── RECORD LIST

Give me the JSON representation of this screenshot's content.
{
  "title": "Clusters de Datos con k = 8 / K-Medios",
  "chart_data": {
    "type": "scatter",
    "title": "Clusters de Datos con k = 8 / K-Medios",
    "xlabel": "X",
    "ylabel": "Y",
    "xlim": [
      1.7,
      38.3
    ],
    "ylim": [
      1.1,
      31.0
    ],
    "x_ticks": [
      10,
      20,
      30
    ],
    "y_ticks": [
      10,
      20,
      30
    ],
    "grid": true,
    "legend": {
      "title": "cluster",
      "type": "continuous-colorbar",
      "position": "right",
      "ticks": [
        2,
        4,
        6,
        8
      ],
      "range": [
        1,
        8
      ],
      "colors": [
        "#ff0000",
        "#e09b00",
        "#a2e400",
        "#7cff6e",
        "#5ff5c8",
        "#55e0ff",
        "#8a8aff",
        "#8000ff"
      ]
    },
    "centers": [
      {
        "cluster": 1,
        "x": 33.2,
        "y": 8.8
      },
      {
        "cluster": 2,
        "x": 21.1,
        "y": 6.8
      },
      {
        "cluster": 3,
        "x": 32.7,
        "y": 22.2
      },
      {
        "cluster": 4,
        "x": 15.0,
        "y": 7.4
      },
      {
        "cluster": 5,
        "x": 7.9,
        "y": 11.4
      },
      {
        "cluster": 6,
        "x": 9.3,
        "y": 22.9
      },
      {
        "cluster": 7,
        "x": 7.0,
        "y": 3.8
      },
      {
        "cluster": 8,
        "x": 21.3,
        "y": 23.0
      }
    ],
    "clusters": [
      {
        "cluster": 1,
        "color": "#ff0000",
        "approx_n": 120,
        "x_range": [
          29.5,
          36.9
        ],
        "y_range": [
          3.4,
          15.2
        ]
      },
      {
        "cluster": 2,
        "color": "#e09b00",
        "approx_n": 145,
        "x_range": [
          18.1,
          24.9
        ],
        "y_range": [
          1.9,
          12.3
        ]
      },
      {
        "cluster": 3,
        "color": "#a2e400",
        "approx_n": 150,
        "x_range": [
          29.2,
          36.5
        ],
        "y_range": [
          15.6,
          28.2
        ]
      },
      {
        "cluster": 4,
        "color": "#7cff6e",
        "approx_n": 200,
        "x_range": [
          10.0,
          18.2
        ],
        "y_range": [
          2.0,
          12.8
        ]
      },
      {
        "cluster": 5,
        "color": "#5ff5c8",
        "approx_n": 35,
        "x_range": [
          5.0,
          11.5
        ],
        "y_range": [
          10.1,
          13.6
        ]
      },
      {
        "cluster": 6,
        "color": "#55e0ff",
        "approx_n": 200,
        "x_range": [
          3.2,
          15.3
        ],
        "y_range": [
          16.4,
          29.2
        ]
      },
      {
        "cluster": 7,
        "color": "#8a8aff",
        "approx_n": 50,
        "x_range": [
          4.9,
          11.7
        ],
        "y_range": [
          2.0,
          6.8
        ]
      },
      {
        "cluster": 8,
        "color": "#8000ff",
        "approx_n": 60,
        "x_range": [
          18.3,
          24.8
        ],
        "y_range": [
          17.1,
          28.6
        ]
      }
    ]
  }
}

────

In this exercise, repeat all entries exactly.

> WRITTEN SOLUTION:
Give me the JSON representation of this screenshot's content.
{
  "title": "Clusters de Datos con k = 8 / K-Medios",
  "chart_data": {
    "type": "scatter",
    "title": "Clusters de Datos con k = 8 / K-Medios",
    "xlabel": "X",
    "ylabel": "Y",
    "xlim": [
      1.7,
      38.3
    ],
    "ylim": [
      1.1,
      31.0
    ],
    "x_ticks": [
      10,
      20,
      30
    ],
    "y_ticks": [
      10,
      20,
      30
    ],
    "grid": true,
    "legend": {
      "title": "cluster",
      "type": "continuous-colorbar",
      "position": "right",
      "ticks": [
        2,
        4,
        6,
        8
      ],
      "range": [
        1,
        8
      ],
      "colors": [
        "#ff0000",
        "#e09b00",
        "#a2e400",
        "#7cff6e",
        "#5ff5c8",
        "#55e0ff",
        "#8a8aff",
        "#8000ff"
      ]
    },
    "centers": [
      {
        "cluster": 1,
        "x": 33.2,
        "y": 8.8
      },
      {
        "cluster": 2,
        "x": 21.1,
        "y": 6.8
      },
      {
        "cluster": 3,
        "x": 32.7,
        "y": 22.2
      },
      {
        "cluster": 4,
        "x": 15.0,
        "y": 7.4
      },
      {
        "cluster": 5,
        "x": 7.9,
        "y": 11.4
      },
      {
        "cluster": 6,
        "x": 9.3,
        "y": 22.9
      },
      {
        "cluster": 7,
        "x": 7.0,
        "y": 3.8
      },
      {
        "cluster": 8,
        "x": 21.3,
        "y": 23.0
      }
    ],
    "clusters": [
      {
        "cluster": 1,
        "color": "#ff0000",
        "approx_n": 120,
        "x_range": [
          29.5,
          36.9
        ],
        "y_range": [
          3.4,
          15.2
        ]
      },
      {
        "cluster": 2,
        "color": "#e09b00",
        "approx_n": 145,
        "x_range": [
          18.1,
          24.9
        ],
        "y_range": [
          1.9,
          12.3
        ]
      },
      {
        "cluster": 3,
        "color": "#a2e400",
        "approx_n": 150,
        "x_range": [
          29.2,
          36.5
        ],
        "y_range": [
          15.6,
          28.2
        ]
      },
      {
        "cluster": 4,
        "color": "#7cff6e",
        "approx_n": 200,
        "x_range": [
          10.0,
          18.2
        ],
        "y_range": [
          2.0,
          12.8
        ]
      },
      {
        "cluster": 5,
        "color": "#5ff5c8",
        "approx_n": 35,
        "x_range": [
          5.0,
          11.5
        ],
        "y_range": [
          10.1,
          13.6
        ]
      },
      {
        "cluster": 6,
        "color": "#55e0ff",
        "approx_n": 200,
        "x_range": [
          3.2,
          15.3
        ],
        "y_range": [
          16.4,
          29.2
        ]
      },
      {
        "cluster": 7,
        "color": "#8a8aff",
        "approx_n": 50,
        "x_range": [
          4.9,
          11.7
        ],
        "y_range": [
          2.0,
          6.8
        ]
      },
      {
        "cluster": 8,
        "color": "#8000ff",
        "approx_n": 60,
        "x_range": [
          18.3,
          24.8
        ],
        "y_range": [
          17.1,
          28.6
        ]
      }
    ]
  }
}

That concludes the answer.